── Record list

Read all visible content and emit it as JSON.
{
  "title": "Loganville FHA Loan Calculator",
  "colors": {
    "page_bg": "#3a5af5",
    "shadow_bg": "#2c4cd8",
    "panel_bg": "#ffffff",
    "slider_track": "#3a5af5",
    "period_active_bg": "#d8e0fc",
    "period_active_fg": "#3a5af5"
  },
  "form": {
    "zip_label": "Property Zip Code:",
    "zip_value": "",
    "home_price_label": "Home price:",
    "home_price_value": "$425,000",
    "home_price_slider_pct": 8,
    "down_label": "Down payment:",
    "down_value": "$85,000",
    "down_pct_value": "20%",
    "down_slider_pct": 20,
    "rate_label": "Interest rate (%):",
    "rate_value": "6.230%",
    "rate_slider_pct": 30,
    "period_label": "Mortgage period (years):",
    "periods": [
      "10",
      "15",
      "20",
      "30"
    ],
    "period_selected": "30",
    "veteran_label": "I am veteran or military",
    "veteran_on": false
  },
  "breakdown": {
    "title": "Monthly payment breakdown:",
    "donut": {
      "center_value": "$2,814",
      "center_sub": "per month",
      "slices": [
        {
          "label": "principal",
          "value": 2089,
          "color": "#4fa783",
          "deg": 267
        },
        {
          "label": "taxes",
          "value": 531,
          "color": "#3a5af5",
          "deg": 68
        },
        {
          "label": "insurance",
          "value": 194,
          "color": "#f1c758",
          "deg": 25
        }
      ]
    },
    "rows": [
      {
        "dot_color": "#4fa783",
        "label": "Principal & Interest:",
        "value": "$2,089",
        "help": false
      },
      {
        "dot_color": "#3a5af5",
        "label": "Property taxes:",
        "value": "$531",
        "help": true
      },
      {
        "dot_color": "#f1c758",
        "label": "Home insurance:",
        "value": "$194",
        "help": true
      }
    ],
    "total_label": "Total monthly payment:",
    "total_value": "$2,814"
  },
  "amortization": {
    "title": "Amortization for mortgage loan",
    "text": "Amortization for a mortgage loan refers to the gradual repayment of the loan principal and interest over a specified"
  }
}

────

Check each line of the entries above, and show every one holding the word "insurance".

## [Response below]
          "label": "insurance",
        "label": "Home insurance:",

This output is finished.